= Task objective =
Take each line containing the word "JSON" and copy it.

──────── Source data ────────

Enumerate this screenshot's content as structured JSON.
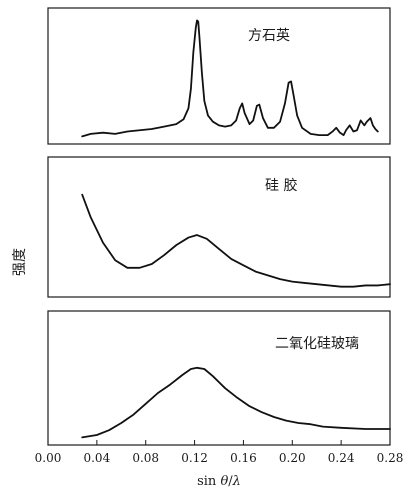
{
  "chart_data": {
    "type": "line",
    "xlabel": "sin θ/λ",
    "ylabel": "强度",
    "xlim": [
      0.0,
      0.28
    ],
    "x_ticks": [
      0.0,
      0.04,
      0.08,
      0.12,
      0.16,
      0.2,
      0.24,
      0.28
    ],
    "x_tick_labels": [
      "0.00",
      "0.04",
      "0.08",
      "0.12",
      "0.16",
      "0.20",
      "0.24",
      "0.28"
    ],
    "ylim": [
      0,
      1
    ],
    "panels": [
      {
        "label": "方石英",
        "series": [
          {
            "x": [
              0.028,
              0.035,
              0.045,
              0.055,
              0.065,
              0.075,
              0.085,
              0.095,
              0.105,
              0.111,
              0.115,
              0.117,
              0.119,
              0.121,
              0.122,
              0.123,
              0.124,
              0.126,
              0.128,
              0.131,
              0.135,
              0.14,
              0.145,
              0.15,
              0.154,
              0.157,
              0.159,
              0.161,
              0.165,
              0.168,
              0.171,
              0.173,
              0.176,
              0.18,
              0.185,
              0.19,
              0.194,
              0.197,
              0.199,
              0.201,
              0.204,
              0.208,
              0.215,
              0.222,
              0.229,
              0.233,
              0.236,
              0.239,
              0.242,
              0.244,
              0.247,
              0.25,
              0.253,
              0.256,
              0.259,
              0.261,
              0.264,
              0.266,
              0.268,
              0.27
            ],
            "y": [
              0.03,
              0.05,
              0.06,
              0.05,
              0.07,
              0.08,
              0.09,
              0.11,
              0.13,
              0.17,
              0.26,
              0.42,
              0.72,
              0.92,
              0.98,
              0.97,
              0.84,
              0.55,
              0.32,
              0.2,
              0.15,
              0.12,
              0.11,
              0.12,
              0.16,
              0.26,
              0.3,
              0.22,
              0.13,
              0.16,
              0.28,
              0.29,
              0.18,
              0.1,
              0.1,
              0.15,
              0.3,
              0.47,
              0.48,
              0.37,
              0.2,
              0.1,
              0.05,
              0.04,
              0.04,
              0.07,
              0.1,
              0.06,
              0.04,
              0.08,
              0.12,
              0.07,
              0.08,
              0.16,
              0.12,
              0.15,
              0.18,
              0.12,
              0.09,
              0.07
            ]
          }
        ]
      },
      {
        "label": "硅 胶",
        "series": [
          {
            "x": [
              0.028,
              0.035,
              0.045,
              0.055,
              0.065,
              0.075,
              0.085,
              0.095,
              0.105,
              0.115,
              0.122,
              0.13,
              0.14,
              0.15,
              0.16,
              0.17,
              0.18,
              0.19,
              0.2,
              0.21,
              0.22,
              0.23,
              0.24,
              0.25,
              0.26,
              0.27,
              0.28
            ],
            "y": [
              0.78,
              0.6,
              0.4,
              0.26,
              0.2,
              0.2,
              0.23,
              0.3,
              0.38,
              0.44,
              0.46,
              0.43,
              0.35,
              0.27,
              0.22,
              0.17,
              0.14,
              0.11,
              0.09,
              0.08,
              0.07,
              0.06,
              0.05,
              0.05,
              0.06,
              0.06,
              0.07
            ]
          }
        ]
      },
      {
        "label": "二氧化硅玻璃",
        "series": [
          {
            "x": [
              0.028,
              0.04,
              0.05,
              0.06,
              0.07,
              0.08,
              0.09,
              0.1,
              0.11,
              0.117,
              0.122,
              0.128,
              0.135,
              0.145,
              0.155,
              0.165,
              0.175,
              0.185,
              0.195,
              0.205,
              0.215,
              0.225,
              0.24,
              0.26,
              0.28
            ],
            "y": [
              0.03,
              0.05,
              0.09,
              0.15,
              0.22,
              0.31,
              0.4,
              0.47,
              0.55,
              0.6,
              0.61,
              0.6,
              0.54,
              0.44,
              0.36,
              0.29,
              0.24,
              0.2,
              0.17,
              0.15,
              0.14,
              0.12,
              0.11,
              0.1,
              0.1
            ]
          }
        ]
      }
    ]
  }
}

────────
──────── Source data ────────

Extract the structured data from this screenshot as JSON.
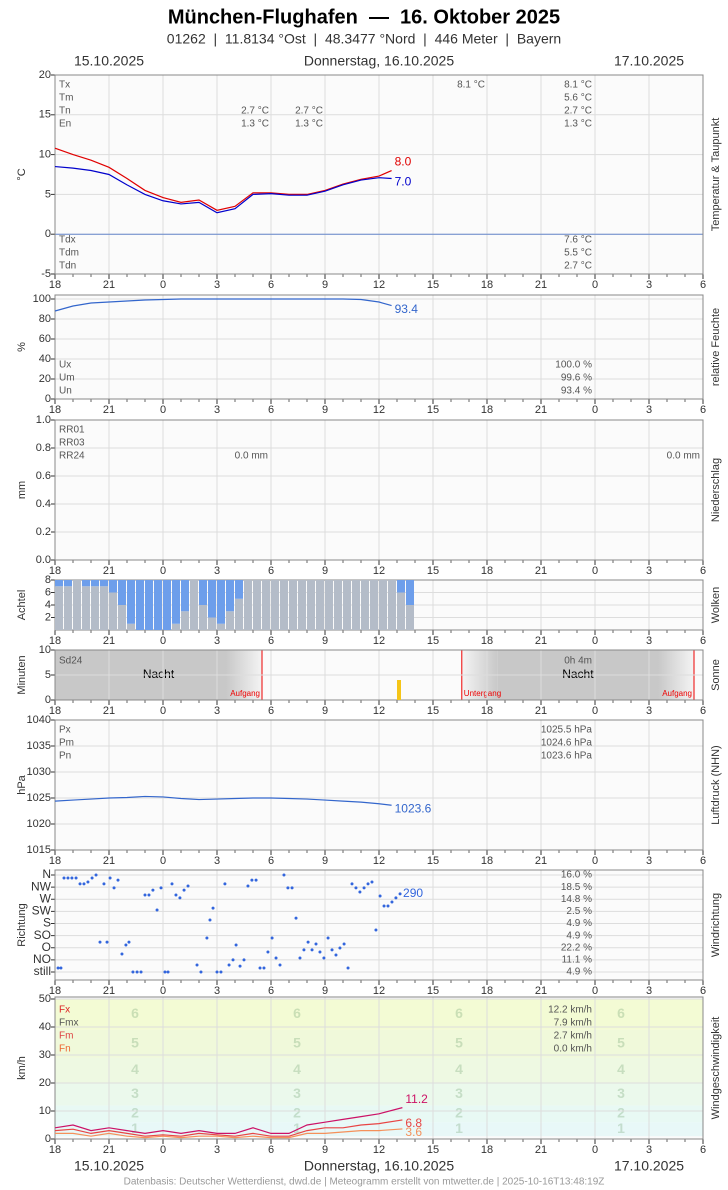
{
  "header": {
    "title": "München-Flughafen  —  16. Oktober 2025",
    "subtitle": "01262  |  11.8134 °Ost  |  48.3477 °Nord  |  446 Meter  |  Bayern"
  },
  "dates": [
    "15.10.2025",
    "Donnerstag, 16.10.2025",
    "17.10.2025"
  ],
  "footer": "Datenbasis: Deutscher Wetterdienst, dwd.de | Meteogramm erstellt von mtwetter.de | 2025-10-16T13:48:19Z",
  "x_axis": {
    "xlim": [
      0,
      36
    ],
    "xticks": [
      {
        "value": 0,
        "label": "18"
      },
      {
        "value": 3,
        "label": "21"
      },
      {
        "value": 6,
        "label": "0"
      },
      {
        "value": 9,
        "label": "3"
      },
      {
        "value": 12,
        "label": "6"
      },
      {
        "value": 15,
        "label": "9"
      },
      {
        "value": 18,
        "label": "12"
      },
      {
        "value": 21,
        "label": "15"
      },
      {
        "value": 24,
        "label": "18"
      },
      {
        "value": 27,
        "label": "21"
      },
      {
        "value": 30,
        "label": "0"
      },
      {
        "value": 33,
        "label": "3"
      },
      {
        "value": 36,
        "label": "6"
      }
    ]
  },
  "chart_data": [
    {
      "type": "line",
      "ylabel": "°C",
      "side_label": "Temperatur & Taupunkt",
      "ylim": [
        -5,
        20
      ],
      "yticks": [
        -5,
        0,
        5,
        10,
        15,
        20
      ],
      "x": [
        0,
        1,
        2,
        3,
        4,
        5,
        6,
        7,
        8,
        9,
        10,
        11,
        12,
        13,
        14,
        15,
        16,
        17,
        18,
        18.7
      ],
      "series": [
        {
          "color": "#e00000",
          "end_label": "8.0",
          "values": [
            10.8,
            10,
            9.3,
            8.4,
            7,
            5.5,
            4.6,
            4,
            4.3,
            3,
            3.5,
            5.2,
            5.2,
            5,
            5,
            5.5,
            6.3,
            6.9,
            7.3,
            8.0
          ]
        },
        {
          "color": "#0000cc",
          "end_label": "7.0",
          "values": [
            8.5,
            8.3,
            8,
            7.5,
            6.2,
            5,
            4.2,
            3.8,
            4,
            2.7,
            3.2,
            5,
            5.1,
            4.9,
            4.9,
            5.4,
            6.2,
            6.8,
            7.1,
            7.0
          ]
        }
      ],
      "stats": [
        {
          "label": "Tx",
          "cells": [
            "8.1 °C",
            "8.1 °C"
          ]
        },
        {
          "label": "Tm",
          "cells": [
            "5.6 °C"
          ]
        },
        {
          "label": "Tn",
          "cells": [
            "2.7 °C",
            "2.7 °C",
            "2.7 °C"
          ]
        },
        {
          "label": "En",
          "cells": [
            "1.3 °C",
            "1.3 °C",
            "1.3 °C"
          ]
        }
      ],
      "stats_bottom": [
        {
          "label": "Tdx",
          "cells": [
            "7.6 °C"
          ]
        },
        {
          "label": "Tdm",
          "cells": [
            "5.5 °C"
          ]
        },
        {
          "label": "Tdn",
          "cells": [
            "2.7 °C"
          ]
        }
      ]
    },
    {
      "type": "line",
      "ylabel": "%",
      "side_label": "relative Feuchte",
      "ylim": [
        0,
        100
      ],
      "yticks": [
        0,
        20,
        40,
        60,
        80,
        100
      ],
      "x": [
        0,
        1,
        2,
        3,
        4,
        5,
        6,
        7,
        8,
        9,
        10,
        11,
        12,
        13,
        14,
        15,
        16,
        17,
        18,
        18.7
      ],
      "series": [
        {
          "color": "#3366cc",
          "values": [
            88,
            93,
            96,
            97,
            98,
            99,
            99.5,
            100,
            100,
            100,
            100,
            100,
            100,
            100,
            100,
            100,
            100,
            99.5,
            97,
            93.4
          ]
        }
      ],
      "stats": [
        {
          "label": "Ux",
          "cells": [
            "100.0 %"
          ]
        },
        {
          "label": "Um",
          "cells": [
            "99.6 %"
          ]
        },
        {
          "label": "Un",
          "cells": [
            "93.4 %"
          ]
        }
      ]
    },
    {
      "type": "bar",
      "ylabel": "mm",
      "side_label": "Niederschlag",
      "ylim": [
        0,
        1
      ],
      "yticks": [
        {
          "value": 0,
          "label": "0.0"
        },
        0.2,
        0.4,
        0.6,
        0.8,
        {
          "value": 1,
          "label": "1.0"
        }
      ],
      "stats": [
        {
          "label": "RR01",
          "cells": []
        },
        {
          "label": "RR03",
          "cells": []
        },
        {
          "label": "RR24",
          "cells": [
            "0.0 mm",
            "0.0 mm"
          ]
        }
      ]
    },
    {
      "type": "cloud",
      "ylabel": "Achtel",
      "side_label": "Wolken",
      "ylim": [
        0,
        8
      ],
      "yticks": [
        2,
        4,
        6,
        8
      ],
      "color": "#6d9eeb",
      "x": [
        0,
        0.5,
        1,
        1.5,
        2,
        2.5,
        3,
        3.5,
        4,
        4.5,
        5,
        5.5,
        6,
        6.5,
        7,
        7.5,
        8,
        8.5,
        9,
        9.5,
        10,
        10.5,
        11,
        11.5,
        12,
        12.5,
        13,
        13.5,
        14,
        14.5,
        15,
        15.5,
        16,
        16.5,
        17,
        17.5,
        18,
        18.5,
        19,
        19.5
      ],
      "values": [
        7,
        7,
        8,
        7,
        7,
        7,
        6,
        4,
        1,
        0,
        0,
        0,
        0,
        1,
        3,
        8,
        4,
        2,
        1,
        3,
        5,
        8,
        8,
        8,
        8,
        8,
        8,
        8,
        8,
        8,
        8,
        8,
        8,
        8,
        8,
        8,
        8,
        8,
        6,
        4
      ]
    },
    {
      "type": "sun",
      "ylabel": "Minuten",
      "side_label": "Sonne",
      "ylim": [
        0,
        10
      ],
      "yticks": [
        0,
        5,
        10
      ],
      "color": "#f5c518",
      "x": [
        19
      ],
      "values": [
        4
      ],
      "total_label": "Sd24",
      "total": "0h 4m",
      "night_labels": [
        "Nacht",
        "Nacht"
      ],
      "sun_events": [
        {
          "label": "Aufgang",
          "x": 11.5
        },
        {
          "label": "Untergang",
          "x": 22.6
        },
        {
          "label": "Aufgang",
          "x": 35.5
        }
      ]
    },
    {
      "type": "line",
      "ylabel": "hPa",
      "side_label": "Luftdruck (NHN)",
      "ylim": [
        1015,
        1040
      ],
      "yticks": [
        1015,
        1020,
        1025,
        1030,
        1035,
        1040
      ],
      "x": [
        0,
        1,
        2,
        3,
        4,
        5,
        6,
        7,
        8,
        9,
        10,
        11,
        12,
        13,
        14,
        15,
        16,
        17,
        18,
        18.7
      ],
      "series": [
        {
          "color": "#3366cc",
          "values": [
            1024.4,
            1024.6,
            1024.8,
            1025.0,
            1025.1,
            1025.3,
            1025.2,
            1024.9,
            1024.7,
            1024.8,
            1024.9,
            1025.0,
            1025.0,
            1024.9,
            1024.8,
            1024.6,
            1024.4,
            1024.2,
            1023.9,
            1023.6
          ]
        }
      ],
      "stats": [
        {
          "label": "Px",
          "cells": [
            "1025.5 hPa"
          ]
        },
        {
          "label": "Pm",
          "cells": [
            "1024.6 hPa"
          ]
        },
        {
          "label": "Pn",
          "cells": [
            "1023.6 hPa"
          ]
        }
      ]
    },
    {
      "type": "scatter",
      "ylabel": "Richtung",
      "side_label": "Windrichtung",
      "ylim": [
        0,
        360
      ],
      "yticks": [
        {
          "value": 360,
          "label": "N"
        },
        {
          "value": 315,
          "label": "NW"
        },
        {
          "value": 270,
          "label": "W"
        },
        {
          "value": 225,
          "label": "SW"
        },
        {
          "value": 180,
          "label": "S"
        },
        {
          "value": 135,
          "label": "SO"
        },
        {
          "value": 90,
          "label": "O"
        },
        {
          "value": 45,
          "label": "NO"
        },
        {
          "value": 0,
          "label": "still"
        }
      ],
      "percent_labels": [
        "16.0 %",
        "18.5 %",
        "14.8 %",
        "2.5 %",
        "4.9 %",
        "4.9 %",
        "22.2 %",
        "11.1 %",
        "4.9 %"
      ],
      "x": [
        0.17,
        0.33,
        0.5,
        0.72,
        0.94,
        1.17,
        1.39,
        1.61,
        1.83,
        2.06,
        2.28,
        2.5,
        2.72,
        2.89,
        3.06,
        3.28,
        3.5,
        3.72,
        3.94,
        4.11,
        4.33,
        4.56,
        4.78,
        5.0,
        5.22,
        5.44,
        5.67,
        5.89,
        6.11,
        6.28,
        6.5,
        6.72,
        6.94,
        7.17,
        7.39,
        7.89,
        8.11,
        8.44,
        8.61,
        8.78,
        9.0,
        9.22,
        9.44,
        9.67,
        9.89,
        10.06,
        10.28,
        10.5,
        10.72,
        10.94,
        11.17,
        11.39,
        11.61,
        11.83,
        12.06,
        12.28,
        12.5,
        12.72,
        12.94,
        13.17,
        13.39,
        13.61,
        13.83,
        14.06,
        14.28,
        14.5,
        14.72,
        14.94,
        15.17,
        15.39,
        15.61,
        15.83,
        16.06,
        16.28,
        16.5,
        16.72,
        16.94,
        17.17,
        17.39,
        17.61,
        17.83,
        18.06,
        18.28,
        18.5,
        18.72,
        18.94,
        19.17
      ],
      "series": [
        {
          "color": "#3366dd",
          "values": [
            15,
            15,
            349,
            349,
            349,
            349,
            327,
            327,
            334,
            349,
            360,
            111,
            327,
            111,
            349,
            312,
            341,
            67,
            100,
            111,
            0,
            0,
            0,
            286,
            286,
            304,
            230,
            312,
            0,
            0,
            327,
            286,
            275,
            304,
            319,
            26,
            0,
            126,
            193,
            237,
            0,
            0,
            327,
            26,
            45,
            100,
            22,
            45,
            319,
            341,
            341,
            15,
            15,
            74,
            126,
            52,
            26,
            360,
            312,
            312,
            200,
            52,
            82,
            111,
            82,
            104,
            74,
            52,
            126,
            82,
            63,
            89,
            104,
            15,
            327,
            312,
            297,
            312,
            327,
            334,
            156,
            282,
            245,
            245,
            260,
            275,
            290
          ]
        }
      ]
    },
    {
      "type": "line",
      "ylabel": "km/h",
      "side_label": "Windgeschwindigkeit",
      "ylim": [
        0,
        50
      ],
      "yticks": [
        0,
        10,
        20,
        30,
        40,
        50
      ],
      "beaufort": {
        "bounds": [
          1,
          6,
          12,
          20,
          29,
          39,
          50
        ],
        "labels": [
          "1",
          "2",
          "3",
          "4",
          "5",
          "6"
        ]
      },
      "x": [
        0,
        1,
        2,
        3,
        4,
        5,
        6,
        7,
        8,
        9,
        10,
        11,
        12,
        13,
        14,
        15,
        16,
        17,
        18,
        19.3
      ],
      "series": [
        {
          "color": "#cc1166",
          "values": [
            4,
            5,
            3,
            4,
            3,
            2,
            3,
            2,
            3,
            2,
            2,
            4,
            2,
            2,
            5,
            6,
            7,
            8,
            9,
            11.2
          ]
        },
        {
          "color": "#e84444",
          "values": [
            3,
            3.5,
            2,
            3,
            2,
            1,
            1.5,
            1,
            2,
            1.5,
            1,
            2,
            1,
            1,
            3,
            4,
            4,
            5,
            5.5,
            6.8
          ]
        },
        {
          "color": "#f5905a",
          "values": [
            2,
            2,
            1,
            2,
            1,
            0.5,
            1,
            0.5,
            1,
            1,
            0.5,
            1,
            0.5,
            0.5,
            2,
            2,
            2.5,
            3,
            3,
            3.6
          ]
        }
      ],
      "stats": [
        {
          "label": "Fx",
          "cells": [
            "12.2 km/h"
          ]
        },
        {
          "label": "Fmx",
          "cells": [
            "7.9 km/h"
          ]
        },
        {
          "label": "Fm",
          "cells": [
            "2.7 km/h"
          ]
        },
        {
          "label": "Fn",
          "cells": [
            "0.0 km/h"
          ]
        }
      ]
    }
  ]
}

────────

= Written solution =
Enumerate this screenshot's content as structured JSON.
Extract the structured data from this screenshot as JSON.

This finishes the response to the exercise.